(What you are asked to do):
Transcribe each entry below exactly. Pictures do not go in the copy.

##############################

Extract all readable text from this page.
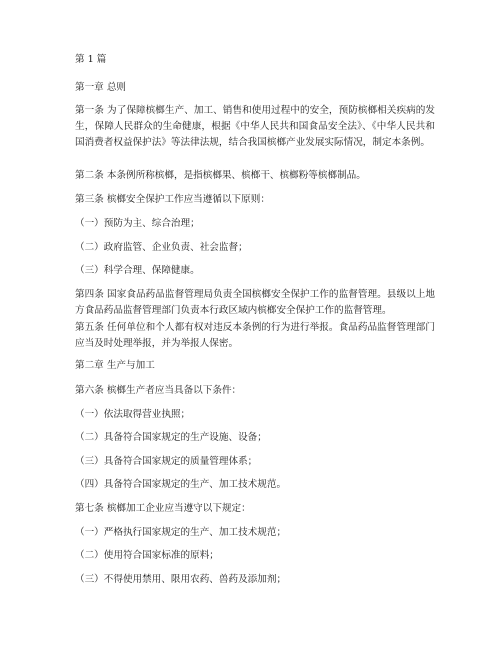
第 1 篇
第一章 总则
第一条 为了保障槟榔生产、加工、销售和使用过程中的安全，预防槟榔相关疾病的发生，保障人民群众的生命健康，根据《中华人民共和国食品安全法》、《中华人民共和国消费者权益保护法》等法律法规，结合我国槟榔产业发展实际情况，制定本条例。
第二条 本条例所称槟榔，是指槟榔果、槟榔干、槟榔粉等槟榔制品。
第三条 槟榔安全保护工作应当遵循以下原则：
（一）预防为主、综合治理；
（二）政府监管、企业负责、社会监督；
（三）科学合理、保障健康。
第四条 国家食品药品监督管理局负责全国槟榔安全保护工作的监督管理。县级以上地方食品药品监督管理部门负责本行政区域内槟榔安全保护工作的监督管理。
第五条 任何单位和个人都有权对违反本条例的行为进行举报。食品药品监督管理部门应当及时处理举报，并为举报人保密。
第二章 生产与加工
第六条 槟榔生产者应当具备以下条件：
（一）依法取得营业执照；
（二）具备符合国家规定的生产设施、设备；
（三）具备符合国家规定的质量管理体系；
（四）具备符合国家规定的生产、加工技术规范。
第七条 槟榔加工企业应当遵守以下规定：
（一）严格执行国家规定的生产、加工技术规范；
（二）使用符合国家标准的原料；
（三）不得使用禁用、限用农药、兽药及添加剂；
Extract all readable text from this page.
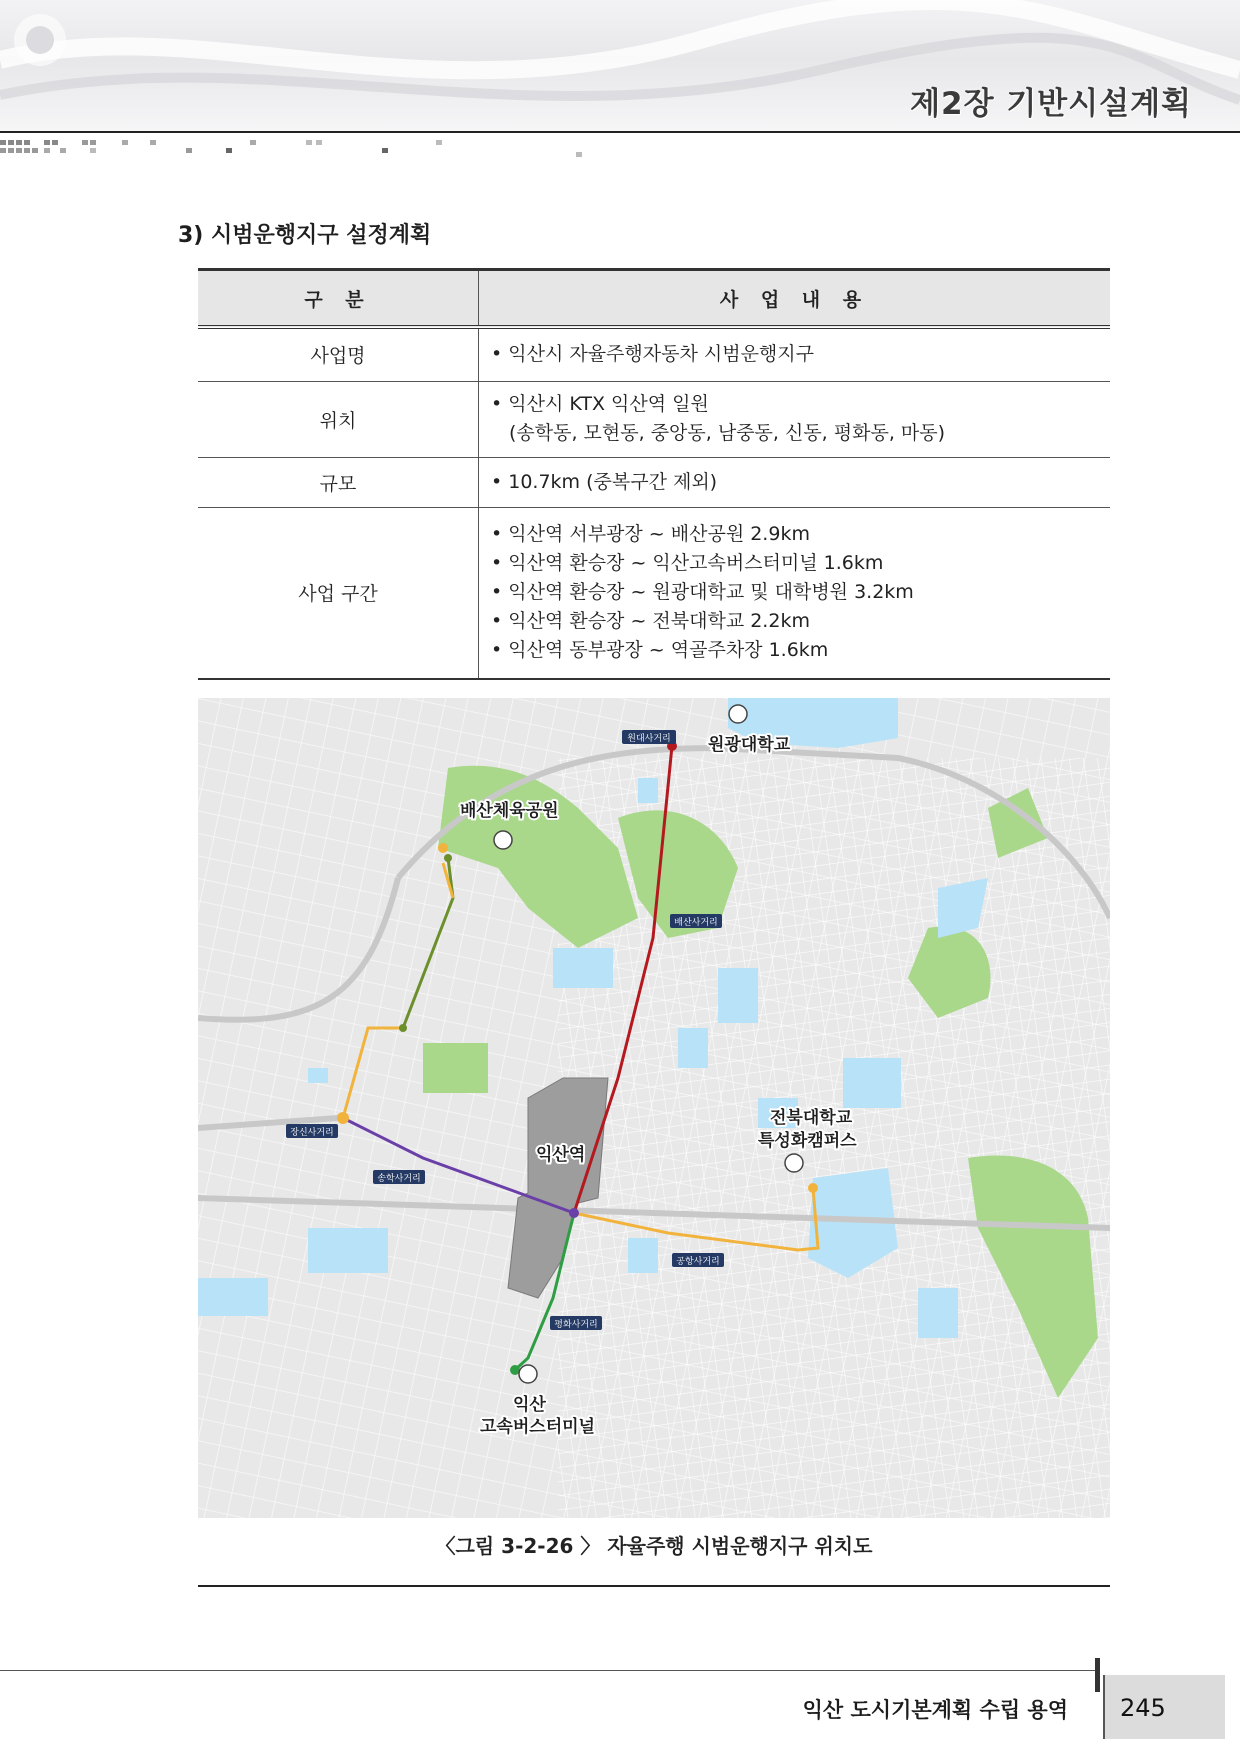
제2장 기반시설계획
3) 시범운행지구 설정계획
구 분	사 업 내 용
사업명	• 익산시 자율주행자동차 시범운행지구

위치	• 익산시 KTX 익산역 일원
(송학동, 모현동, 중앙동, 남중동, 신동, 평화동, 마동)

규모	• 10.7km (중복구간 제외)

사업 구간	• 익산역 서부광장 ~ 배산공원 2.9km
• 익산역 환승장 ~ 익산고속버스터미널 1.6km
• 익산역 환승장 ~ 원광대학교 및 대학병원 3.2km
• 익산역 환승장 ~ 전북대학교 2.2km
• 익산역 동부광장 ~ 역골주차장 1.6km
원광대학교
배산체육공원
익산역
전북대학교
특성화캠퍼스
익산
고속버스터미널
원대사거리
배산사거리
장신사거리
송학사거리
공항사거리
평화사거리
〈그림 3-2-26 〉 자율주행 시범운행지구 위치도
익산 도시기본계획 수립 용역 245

##############################

(Result of this exercise):
Extract all readable text from this page.
第 1 篇
第一章 总则
第一条 为了保障槟榔生产、加工、销售和使用过程中的安全，预防槟榔相关疾病的发生，保障人民群众的生命健康，根据《中华人民共和国食品安全法》、《中华人民共和国消费者权益保护法》等法律法规，结合我国槟榔产业发展实际情况，制定本条例。
第二条 本条例所称槟榔，是指槟榔果、槟榔干、槟榔粉等槟榔制品。
第三条 槟榔安全保护工作应当遵循以下原则：
（一）预防为主、综合治理；
（二）政府监管、企业负责、社会监督；
（三）科学合理、保障健康。
第四条 国家食品药品监督管理局负责全国槟榔安全保护工作的监督管理。县级以上地方食品药品监督管理部门负责本行政区域内槟榔安全保护工作的监督管理。
第五条 任何单位和个人都有权对违反本条例的行为进行举报。食品药品监督管理部门应当及时处理举报，并为举报人保密。
第二章 生产与加工
第六条 槟榔生产者应当具备以下条件：
（一）依法取得营业执照；
（二）具备符合国家规定的生产设施、设备；
（三）具备符合国家规定的质量管理体系；
（四）具备符合国家规定的生产、加工技术规范。
第七条 槟榔加工企业应当遵守以下规定：
（一）严格执行国家规定的生产、加工技术规范；
（二）使用符合国家标准的原料；
（三）不得使用禁用、限用农药、兽药及添加剂；
Extract all readable text from this page.
제2장 기반시설계획
3) 시범운행지구 설정계획
구 분	사 업 내 용
사업명	• 익산시 자율주행자동차 시범운행지구

위치	• 익산시 KTX 익산역 일원
(송학동, 모현동, 중앙동, 남중동, 신동, 평화동, 마동)

규모	• 10.7km (중복구간 제외)

사업 구간	• 익산역 서부광장 ~ 배산공원 2.9km
• 익산역 환승장 ~ 익산고속버스터미널 1.6km
• 익산역 환승장 ~ 원광대학교 및 대학병원 3.2km
• 익산역 환승장 ~ 전북대학교 2.2km
• 익산역 동부광장 ~ 역골주차장 1.6km
원광대학교
배산체육공원
익산역
전북대학교
특성화캠퍼스
익산
고속버스터미널
원대사거리
배산사거리
장신사거리
송학사거리
공항사거리
평화사거리
〈그림 3-2-26 〉 자율주행 시범운행지구 위치도
익산 도시기본계획 수립 용역 245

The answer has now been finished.